▶ _TASK INPUT_:
☆ ☆ ☆

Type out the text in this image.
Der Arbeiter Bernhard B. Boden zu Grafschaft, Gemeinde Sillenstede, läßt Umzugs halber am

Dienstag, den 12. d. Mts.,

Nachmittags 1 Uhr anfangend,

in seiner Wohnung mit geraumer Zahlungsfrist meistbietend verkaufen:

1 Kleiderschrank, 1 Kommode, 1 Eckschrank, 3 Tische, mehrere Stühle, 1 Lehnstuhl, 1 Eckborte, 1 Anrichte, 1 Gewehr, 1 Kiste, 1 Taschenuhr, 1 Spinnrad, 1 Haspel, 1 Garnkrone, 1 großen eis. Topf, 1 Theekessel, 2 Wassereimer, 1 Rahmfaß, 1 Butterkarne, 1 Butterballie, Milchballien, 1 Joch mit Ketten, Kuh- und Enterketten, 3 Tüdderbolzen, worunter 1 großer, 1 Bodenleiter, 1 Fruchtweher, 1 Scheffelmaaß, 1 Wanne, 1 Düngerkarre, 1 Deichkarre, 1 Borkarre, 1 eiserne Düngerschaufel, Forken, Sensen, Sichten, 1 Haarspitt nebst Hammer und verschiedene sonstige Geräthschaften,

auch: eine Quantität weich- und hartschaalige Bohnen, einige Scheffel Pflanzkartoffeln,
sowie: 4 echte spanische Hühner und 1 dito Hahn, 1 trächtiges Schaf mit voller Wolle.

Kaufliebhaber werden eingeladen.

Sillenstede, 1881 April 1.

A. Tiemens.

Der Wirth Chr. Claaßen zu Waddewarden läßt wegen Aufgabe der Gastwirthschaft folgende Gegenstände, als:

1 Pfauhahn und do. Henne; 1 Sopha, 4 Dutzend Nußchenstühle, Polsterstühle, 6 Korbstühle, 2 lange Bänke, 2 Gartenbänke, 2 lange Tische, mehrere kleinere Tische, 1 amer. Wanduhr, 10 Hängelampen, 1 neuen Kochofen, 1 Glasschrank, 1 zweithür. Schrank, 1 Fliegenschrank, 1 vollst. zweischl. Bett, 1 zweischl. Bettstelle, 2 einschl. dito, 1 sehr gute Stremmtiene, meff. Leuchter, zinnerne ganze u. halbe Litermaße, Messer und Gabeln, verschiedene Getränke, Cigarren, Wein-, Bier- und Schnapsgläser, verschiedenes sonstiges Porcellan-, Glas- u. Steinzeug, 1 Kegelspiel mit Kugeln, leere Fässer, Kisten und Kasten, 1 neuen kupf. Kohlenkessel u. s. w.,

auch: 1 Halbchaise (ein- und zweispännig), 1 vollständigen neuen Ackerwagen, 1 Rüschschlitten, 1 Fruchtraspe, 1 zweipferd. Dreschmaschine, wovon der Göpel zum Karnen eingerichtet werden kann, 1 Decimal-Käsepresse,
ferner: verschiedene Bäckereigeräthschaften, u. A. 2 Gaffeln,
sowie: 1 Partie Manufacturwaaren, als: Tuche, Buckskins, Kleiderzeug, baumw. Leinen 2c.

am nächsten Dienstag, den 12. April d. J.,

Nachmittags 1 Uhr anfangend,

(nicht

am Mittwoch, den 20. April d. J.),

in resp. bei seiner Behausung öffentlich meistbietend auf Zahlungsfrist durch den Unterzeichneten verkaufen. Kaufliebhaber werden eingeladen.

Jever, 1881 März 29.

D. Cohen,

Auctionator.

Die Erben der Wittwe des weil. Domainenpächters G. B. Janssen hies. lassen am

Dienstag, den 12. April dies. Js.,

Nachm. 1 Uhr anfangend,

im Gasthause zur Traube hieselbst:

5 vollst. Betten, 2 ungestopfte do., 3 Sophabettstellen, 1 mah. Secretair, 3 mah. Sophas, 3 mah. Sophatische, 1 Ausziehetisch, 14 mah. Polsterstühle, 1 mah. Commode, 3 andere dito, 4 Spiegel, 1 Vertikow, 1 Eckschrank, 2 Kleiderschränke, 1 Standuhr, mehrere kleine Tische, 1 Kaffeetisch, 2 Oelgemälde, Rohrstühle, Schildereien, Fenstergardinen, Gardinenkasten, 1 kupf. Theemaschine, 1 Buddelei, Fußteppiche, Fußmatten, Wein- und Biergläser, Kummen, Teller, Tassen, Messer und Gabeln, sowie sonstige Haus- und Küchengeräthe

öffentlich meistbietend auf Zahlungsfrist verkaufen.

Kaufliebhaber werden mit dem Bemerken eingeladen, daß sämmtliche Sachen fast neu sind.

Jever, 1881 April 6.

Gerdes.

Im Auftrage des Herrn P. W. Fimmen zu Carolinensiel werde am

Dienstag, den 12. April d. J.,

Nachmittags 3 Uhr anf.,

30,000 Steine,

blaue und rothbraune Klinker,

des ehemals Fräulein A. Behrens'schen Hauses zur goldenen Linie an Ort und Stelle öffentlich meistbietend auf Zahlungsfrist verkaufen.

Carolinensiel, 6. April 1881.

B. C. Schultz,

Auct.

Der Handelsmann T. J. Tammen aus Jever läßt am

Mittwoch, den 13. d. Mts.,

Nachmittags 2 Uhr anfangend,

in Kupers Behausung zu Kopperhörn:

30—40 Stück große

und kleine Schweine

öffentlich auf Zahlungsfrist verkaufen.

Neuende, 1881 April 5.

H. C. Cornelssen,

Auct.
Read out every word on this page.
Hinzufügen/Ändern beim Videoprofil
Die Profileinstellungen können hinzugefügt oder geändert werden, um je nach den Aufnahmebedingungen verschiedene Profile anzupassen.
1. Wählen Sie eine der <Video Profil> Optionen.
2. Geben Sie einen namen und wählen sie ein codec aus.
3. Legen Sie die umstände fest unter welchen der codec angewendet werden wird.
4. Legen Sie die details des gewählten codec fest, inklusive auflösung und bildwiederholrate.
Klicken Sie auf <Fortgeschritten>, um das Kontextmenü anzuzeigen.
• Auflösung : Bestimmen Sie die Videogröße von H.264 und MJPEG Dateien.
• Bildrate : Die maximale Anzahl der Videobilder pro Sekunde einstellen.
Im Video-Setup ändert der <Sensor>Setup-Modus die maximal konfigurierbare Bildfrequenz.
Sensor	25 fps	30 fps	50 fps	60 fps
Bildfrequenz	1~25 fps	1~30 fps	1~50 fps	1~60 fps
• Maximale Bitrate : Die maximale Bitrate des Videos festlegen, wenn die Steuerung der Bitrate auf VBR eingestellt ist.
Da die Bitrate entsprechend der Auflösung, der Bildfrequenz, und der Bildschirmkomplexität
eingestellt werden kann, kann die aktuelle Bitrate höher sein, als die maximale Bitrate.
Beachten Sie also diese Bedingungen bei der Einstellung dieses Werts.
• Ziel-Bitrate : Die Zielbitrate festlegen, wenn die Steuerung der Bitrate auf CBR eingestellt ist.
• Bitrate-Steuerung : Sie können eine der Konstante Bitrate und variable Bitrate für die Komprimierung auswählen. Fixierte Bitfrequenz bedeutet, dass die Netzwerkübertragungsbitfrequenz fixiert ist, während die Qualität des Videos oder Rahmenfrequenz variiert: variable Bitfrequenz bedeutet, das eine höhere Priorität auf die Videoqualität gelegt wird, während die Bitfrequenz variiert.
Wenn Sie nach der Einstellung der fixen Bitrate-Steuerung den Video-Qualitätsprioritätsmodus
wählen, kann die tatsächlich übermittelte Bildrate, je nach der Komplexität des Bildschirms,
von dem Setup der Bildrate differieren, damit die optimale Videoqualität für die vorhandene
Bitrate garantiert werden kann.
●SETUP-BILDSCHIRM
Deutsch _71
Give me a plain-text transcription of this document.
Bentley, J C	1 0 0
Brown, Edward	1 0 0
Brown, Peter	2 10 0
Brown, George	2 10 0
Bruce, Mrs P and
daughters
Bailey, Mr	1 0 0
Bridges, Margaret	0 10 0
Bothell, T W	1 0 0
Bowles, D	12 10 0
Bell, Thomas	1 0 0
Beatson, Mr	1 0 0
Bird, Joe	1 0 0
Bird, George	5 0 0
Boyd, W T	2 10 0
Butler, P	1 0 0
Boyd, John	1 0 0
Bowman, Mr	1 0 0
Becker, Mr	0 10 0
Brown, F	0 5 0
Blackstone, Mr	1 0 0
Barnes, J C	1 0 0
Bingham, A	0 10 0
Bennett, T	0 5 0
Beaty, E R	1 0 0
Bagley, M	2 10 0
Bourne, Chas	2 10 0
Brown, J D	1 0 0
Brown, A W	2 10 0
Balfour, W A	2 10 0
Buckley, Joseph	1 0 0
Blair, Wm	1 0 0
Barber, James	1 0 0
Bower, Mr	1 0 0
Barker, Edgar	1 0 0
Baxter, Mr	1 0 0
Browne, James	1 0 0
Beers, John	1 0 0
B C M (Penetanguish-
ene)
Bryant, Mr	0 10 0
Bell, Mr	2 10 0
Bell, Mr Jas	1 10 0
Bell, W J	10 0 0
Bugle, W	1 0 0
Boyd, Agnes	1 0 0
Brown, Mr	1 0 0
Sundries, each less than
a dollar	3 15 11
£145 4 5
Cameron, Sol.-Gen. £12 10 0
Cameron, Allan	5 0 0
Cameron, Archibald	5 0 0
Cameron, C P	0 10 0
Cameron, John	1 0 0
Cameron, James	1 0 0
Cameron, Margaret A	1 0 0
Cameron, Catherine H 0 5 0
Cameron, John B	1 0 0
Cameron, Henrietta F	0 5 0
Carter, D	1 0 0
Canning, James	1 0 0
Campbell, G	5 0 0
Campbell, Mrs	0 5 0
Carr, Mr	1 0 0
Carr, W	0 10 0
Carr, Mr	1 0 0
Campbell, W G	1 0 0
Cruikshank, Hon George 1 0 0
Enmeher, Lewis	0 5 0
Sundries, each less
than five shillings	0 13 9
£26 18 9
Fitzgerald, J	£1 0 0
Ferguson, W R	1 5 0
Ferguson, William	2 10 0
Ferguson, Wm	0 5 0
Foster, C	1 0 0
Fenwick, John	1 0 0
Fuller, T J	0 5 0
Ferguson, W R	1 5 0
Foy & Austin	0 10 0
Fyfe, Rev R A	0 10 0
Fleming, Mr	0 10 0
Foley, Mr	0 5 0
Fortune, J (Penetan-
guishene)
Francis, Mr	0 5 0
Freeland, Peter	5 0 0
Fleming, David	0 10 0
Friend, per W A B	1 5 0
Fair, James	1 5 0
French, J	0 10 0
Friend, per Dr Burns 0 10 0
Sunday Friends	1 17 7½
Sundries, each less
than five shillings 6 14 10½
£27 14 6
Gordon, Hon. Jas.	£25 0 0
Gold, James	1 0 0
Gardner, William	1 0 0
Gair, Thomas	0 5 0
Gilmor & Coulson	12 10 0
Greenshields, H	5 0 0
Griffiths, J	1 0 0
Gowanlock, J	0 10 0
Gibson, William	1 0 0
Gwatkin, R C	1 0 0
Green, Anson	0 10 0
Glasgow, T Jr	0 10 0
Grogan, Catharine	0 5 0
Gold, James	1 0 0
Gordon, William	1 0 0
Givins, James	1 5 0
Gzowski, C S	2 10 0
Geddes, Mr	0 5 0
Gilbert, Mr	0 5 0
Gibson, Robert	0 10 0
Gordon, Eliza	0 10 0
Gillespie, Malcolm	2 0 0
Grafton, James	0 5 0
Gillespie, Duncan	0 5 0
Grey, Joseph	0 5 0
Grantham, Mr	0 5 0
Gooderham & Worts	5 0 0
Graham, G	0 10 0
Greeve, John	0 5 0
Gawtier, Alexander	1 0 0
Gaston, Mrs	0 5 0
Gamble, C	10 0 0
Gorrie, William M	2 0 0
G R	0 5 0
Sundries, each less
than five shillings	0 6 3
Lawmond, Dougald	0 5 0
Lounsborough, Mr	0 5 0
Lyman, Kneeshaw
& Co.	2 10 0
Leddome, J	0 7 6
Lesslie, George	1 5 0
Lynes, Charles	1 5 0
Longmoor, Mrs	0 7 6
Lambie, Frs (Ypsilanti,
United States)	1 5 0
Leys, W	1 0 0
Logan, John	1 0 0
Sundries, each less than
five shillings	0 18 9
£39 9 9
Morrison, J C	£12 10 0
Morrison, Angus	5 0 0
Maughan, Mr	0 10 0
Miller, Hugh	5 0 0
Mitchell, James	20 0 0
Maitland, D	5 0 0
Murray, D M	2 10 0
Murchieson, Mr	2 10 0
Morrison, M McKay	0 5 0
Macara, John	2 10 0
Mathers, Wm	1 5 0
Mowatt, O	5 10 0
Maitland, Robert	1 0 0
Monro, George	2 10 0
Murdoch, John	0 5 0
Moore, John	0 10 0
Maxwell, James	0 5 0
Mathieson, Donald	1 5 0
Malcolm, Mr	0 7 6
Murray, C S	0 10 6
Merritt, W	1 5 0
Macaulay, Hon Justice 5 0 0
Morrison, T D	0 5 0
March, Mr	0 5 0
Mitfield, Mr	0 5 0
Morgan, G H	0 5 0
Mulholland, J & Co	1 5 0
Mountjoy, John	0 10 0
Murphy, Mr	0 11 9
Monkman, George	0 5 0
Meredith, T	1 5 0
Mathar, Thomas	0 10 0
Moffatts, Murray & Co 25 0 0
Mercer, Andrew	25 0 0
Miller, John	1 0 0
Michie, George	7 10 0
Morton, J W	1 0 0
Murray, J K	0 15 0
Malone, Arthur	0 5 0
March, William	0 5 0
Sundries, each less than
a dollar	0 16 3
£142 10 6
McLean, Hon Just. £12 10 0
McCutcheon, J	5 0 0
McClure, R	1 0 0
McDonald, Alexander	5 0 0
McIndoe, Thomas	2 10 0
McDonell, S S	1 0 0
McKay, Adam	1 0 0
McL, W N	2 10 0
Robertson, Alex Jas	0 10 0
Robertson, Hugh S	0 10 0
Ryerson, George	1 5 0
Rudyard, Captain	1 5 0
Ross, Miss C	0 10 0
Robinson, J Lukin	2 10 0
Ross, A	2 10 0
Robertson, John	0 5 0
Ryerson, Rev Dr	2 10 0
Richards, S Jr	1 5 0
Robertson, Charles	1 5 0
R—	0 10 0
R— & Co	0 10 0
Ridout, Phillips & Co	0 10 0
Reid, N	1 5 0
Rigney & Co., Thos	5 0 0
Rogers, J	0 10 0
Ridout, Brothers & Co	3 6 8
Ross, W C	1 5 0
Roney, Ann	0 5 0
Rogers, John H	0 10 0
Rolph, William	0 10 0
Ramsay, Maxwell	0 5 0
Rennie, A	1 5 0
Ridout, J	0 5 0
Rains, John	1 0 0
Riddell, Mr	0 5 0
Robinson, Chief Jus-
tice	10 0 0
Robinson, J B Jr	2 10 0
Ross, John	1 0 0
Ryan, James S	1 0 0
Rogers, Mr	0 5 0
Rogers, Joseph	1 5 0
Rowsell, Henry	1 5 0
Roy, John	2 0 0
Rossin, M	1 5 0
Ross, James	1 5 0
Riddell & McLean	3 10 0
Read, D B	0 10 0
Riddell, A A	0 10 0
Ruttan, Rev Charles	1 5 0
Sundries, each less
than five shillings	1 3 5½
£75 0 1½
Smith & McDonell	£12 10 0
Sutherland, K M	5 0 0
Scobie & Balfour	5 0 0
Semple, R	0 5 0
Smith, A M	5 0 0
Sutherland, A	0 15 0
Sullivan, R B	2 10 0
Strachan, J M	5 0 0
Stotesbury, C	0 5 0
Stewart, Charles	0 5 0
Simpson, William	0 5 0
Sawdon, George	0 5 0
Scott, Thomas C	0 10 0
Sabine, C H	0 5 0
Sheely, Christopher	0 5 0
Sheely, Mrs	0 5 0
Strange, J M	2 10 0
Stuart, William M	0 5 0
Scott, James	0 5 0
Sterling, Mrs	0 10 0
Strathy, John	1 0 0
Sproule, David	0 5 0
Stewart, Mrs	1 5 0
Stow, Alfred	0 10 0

☆ ☆ ☆

Determine how many lines in the listing above hold the string "Ryerson", then write only the number.

▶ _ANSWER FOR THE TASK_: 2